■ Task
Scan the material that follows. Copy every line containing the word "size".

■ Data supplied
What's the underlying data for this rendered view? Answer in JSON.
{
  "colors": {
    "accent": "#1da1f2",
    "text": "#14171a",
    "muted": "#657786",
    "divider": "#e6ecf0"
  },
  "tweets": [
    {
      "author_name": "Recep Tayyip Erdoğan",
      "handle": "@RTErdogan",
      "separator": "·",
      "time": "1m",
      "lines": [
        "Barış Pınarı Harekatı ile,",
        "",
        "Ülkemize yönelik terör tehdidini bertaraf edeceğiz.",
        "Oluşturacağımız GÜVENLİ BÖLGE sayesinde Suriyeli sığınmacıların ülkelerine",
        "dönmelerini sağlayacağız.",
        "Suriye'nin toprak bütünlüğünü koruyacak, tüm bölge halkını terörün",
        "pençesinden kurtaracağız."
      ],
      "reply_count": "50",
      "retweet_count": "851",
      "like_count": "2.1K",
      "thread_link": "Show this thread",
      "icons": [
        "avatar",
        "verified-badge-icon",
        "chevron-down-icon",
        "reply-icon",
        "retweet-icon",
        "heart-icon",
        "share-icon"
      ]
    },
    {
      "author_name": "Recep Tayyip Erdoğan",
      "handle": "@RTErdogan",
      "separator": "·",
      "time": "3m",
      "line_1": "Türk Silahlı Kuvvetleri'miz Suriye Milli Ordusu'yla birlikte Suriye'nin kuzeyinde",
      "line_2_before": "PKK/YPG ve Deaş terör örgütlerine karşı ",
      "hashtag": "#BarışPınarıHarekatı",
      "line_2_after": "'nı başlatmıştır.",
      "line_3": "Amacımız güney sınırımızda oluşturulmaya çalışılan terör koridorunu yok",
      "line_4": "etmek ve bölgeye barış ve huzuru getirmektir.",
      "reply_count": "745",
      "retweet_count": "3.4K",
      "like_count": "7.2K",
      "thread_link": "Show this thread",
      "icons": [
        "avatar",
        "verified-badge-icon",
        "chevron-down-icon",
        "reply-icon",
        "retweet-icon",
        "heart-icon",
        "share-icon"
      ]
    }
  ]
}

...

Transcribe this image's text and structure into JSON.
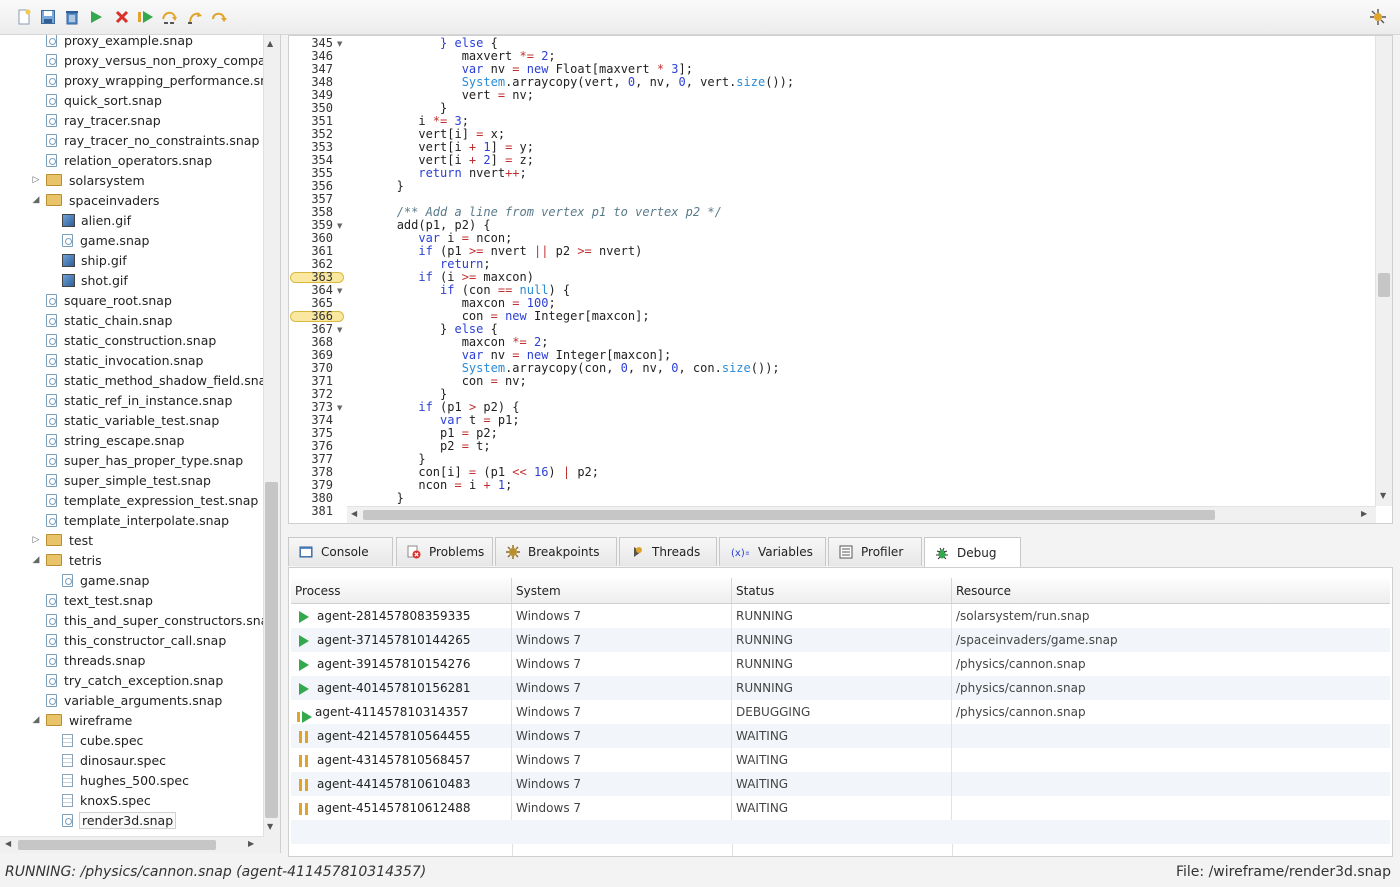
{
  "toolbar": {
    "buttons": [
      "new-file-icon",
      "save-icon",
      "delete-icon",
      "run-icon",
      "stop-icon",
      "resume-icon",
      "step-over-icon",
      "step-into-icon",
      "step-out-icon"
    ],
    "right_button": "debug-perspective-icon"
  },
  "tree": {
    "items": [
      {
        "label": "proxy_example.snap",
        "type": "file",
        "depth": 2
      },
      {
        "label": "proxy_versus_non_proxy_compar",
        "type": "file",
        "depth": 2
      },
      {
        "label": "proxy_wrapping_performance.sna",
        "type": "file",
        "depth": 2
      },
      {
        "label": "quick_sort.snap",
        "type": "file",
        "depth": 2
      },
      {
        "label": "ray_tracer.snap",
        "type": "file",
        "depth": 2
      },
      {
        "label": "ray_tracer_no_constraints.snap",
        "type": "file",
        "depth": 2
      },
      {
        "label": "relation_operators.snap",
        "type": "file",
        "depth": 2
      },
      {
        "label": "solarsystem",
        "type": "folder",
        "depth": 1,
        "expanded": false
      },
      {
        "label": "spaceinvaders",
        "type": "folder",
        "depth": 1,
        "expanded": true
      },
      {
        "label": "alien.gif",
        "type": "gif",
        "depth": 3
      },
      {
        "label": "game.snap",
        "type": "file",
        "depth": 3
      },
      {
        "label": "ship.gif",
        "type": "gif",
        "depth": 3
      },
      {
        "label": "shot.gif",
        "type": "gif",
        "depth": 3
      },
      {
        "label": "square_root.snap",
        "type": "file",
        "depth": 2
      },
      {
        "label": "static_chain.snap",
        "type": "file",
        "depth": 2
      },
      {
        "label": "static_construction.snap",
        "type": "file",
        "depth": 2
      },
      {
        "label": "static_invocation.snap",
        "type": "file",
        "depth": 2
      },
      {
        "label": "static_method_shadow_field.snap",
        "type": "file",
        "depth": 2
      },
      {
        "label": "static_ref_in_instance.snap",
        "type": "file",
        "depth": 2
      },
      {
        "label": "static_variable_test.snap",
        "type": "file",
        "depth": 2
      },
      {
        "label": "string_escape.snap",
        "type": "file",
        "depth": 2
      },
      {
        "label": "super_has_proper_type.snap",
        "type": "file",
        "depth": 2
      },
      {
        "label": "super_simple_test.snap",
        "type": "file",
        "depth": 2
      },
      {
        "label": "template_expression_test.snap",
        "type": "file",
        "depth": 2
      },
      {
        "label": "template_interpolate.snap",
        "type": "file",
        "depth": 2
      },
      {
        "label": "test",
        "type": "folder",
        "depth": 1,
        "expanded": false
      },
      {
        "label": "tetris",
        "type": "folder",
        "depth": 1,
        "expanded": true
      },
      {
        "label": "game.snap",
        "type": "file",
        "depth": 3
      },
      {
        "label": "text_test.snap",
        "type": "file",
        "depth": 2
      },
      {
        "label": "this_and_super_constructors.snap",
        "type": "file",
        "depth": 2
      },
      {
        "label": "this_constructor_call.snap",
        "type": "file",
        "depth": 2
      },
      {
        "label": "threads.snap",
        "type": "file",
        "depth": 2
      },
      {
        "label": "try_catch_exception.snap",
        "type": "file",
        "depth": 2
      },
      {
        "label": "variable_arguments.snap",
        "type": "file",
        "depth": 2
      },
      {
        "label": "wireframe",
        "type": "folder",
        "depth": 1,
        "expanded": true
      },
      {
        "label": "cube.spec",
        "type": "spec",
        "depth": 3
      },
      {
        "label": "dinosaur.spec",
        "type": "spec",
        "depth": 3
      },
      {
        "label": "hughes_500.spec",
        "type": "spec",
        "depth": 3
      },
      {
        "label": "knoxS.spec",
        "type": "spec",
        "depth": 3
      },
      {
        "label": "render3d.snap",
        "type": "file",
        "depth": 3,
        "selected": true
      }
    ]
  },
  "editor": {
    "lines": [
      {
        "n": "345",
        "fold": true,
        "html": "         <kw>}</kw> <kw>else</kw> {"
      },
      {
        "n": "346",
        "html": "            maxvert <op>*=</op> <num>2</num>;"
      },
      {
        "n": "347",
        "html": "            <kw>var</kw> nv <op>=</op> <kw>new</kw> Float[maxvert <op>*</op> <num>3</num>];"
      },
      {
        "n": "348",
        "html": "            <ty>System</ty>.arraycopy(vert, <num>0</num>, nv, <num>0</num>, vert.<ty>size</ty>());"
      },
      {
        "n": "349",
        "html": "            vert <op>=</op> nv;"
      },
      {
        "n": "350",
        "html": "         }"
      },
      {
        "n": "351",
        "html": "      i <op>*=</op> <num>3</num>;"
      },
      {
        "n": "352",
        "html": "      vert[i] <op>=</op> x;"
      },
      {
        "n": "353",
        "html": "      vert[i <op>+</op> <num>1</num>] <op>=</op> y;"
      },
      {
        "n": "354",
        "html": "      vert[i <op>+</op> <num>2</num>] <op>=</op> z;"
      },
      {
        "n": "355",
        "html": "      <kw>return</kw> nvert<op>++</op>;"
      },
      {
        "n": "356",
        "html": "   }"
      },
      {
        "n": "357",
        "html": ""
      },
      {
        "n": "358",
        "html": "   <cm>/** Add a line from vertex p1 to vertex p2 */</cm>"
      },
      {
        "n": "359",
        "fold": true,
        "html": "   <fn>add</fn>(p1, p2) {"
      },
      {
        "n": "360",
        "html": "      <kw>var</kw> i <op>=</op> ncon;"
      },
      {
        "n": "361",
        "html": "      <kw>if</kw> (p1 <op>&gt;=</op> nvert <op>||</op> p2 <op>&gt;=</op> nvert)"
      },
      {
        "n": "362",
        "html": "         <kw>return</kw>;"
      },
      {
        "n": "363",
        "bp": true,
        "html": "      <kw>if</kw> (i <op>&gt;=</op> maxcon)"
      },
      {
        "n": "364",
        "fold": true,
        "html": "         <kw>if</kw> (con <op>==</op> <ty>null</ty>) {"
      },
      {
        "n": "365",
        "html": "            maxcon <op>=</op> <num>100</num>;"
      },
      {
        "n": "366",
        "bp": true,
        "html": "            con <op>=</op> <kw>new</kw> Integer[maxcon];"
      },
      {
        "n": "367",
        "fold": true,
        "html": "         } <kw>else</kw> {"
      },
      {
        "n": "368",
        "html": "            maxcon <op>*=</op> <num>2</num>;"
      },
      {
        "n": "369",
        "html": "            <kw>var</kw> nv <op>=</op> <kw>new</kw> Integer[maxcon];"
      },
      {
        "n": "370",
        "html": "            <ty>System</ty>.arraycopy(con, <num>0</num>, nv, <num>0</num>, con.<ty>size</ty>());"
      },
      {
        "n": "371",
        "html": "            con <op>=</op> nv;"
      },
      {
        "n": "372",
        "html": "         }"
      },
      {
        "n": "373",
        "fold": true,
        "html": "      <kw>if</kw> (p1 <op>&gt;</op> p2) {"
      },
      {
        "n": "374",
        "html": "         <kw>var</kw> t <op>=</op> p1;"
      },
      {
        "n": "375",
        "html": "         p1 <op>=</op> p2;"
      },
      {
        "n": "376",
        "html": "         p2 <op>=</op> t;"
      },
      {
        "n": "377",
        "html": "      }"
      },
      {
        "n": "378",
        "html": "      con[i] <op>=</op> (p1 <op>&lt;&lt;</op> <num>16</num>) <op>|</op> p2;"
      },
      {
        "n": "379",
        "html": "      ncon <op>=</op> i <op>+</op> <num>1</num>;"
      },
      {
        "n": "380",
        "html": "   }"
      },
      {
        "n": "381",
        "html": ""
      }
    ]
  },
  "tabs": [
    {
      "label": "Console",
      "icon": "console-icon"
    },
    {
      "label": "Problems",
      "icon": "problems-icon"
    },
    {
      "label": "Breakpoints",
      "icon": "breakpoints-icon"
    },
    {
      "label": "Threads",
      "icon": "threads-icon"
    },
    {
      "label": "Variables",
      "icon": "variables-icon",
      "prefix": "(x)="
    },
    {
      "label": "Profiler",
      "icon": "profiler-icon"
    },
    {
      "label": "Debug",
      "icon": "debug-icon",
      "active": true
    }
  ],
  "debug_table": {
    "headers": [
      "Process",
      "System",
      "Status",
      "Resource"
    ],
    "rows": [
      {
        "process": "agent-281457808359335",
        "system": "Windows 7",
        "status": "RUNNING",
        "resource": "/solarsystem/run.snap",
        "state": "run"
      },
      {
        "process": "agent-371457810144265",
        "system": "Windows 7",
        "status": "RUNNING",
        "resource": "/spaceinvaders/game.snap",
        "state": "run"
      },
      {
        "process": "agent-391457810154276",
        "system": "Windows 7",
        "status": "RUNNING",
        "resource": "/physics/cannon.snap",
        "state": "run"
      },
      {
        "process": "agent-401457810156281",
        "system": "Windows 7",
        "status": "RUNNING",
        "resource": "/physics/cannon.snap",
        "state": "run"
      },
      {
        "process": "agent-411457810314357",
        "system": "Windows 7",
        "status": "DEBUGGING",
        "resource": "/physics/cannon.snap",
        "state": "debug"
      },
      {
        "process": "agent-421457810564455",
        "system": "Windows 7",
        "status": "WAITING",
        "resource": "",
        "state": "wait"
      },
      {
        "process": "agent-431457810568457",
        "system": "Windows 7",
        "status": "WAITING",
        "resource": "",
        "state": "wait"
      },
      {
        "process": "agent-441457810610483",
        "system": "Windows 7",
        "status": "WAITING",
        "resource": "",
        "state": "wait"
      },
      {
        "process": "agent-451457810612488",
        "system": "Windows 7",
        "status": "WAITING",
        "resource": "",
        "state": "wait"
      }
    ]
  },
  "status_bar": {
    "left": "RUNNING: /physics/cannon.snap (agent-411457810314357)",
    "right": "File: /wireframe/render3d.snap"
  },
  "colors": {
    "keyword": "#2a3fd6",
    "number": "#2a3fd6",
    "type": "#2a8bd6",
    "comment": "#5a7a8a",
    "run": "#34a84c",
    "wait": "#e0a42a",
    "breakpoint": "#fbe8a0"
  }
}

■ Exercise output
        "html": "            <ty>System</ty>.arraycopy(vert, <num>0</num>, nv, <num>0</num>, vert.<ty>size</ty>());"
        "html": "            <ty>System</ty>.arraycopy(con, <num>0</num>, nv, <num>0</num>, con.<ty>size</ty>());"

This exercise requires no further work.